WHAT IS ASKED: Can the data below be set down again exactly, line for line?

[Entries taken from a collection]
__________________________________________________

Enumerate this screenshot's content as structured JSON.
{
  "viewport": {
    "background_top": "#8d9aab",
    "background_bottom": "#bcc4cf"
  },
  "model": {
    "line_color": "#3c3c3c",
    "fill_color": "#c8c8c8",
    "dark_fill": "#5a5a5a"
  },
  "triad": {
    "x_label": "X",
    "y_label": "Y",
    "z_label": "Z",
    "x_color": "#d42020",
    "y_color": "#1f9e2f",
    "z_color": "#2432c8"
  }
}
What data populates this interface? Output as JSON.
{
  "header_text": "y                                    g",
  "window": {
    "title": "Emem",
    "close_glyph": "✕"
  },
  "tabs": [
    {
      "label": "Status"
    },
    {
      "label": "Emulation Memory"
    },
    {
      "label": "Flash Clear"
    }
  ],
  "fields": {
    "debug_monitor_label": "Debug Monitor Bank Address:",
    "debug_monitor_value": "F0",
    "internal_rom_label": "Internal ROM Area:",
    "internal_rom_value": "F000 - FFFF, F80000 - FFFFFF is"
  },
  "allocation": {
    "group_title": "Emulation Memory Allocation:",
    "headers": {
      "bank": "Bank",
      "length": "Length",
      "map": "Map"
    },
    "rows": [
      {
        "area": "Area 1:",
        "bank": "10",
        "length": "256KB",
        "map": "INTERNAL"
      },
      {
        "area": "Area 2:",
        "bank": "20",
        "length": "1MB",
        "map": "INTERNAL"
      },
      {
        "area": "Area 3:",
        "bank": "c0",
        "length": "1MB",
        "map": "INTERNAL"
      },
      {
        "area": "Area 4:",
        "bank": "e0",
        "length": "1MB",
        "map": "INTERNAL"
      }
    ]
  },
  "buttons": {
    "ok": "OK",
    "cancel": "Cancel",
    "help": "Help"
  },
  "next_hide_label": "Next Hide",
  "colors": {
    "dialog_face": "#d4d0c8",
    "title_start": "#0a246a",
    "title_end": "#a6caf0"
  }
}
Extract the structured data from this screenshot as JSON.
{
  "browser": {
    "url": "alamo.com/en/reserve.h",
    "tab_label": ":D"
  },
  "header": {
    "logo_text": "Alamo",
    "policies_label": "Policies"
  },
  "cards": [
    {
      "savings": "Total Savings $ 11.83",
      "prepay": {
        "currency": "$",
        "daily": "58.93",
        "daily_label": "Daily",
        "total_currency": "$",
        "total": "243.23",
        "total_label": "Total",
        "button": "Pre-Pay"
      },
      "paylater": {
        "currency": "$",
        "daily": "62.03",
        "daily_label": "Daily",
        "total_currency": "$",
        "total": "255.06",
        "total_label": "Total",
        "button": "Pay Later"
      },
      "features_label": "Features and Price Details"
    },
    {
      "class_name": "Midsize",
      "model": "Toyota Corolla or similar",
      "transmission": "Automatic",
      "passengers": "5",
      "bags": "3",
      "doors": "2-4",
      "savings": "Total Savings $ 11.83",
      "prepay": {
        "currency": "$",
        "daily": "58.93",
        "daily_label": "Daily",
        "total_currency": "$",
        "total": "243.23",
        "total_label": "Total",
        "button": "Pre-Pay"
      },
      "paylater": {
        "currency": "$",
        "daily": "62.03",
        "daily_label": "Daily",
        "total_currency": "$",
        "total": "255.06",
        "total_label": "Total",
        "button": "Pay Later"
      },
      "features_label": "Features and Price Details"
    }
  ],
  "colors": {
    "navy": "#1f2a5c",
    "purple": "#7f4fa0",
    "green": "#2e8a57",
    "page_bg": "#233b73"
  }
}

__________________________________________________

RESULT FOR THIS TASK:
Enumerate this screenshot's content as structured JSON.
{
  "viewport": {
    "background_top": "#8d9aab",
    "background_bottom": "#bcc4cf"
  },
  "model": {
    "line_color": "#3c3c3c",
    "fill_color": "#c8c8c8",
    "dark_fill": "#5a5a5a"
  },
  "triad": {
    "x_label": "X",
    "y_label": "Y",
    "z_label": "Z",
    "x_color": "#d42020",
    "y_color": "#1f9e2f",
    "z_color": "#2432c8"
  }
}
What data populates this interface? Output as JSON.
{
  "header_text": "y                                    g",
  "window": {
    "title": "Emem",
    "close_glyph": "✕"
  },
  "tabs": [
    {
      "label": "Status"
    },
    {
      "label": "Emulation Memory"
    },
    {
      "label": "Flash Clear"
    }
  ],
  "fields": {
    "debug_monitor_label": "Debug Monitor Bank Address:",
    "debug_monitor_value": "F0",
    "internal_rom_label": "Internal ROM Area:",
    "internal_rom_value": "F000 - FFFF, F80000 - FFFFFF is"
  },
  "allocation": {
    "group_title": "Emulation Memory Allocation:",
    "headers": {
      "bank": "Bank",
      "length": "Length",
      "map": "Map"
    },
    "rows": [
      {
        "area": "Area 1:",
        "bank": "10",
        "length": "256KB",
        "map": "INTERNAL"
      },
      {
        "area": "Area 2:",
        "bank": "20",
        "length": "1MB",
        "map": "INTERNAL"
      },
      {
        "area": "Area 3:",
        "bank": "c0",
        "length": "1MB",
        "map": "INTERNAL"
      },
      {
        "area": "Area 4:",
        "bank": "e0",
        "length": "1MB",
        "map": "INTERNAL"
      }
    ]
  },
  "buttons": {
    "ok": "OK",
    "cancel": "Cancel",
    "help": "Help"
  },
  "next_hide_label": "Next Hide",
  "colors": {
    "dialog_face": "#d4d0c8",
    "title_start": "#0a246a",
    "title_end": "#a6caf0"
  }
}
Extract the structured data from this screenshot as JSON.
{
  "browser": {
    "url": "alamo.com/en/reserve.h",
    "tab_label": ":D"
  },
  "header": {
    "logo_text": "Alamo",
    "policies_label": "Policies"
  },
  "cards": [
    {
      "savings": "Total Savings $ 11.83",
      "prepay": {
        "currency": "$",
        "daily": "58.93",
        "daily_label": "Daily",
        "total_currency": "$",
        "total": "243.23",
        "total_label": "Total",
        "button": "Pre-Pay"
      },
      "paylater": {
        "currency": "$",
        "daily": "62.03",
        "daily_label": "Daily",
        "total_currency": "$",
        "total": "255.06",
        "total_label": "Total",
        "button": "Pay Later"
      },
      "features_label": "Features and Price Details"
    },
    {
      "class_name": "Midsize",
      "model": "Toyota Corolla or similar",
      "transmission": "Automatic",
      "passengers": "5",
      "bags": "3",
      "doors": "2-4",
      "savings": "Total Savings $ 11.83",
      "prepay": {
        "currency": "$",
        "daily": "58.93",
        "daily_label": "Daily",
        "total_currency": "$",
        "total": "243.23",
        "total_label": "Total",
        "button": "Pre-Pay"
      },
      "paylater": {
        "currency": "$",
        "daily": "62.03",
        "daily_label": "Daily",
        "total_currency": "$",
        "total": "255.06",
        "total_label": "Total",
        "button": "Pay Later"
      },
      "features_label": "Features and Price Details"
    }
  ],
  "colors": {
    "navy": "#1f2a5c",
    "purple": "#7f4fa0",
    "green": "#2e8a57",
    "page_bg": "#233b73"
  }
}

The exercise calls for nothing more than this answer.